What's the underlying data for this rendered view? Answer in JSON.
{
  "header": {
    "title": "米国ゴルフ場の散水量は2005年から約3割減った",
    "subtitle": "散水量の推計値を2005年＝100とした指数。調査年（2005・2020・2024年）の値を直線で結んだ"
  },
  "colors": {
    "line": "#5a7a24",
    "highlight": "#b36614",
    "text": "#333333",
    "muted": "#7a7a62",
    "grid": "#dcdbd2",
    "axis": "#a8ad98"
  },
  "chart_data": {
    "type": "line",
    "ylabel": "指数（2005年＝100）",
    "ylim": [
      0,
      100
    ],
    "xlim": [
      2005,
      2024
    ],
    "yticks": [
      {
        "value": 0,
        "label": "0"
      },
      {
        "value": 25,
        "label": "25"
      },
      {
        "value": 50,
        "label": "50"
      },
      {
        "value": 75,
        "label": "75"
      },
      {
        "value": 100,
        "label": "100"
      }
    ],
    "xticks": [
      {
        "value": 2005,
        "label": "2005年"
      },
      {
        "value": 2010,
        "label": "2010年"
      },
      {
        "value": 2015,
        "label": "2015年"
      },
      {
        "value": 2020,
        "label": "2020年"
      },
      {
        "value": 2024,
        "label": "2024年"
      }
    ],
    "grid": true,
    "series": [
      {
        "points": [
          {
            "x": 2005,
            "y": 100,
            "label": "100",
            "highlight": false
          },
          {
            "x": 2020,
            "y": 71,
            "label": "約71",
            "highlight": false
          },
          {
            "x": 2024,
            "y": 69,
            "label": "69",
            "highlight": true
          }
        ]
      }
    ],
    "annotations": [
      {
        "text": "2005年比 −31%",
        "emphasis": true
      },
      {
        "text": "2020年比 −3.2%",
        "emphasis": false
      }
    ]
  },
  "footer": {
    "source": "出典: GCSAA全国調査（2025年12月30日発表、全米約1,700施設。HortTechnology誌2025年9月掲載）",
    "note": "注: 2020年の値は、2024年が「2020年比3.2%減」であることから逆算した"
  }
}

__________

AIM OF THE EXERCISE
Transcribe all of the lines in the records precisely.

RESULT FOR THIS EXERCISE
What's the underlying data for this rendered view? Answer in JSON.
{
  "header": {
    "title": "米国ゴルフ場の散水量は2005年から約3割減った",
    "subtitle": "散水量の推計値を2005年＝100とした指数。調査年（2005・2020・2024年）の値を直線で結んだ"
  },
  "colors": {
    "line": "#5a7a24",
    "highlight": "#b36614",
    "text": "#333333",
    "muted": "#7a7a62",
    "grid": "#dcdbd2",
    "axis": "#a8ad98"
  },
  "chart_data": {
    "type": "line",
    "ylabel": "指数（2005年＝100）",
    "ylim": [
      0,
      100
    ],
    "xlim": [
      2005,
      2024
    ],
    "yticks": [
      {
        "value": 0,
        "label": "0"
      },
      {
        "value": 25,
        "label": "25"
      },
      {
        "value": 50,
        "label": "50"
      },
      {
        "value": 75,
        "label": "75"
      },
      {
        "value": 100,
        "label": "100"
      }
    ],
    "xticks": [
      {
        "value": 2005,
        "label": "2005年"
      },
      {
        "value": 2010,
        "label": "2010年"
      },
      {
        "value": 2015,
        "label": "2015年"
      },
      {
        "value": 2020,
        "label": "2020年"
      },
      {
        "value": 2024,
        "label": "2024年"
      }
    ],
    "grid": true,
    "series": [
      {
        "points": [
          {
            "x": 2005,
            "y": 100,
            "label": "100",
            "highlight": false
          },
          {
            "x": 2020,
            "y": 71,
            "label": "約71",
            "highlight": false
          },
          {
            "x": 2024,
            "y": 69,
            "label": "69",
            "highlight": true
          }
        ]
      }
    ],
    "annotations": [
      {
        "text": "2005年比 −31%",
        "emphasis": true
      },
      {
        "text": "2020年比 −3.2%",
        "emphasis": false
      }
    ]
  },
  "footer": {
    "source": "出典: GCSAA全国調査（2025年12月30日発表、全米約1,700施設。HortTechnology誌2025年9月掲載）",
    "note": "注: 2020年の値は、2024年が「2020年比3.2%減」であることから逆算した"
  }
}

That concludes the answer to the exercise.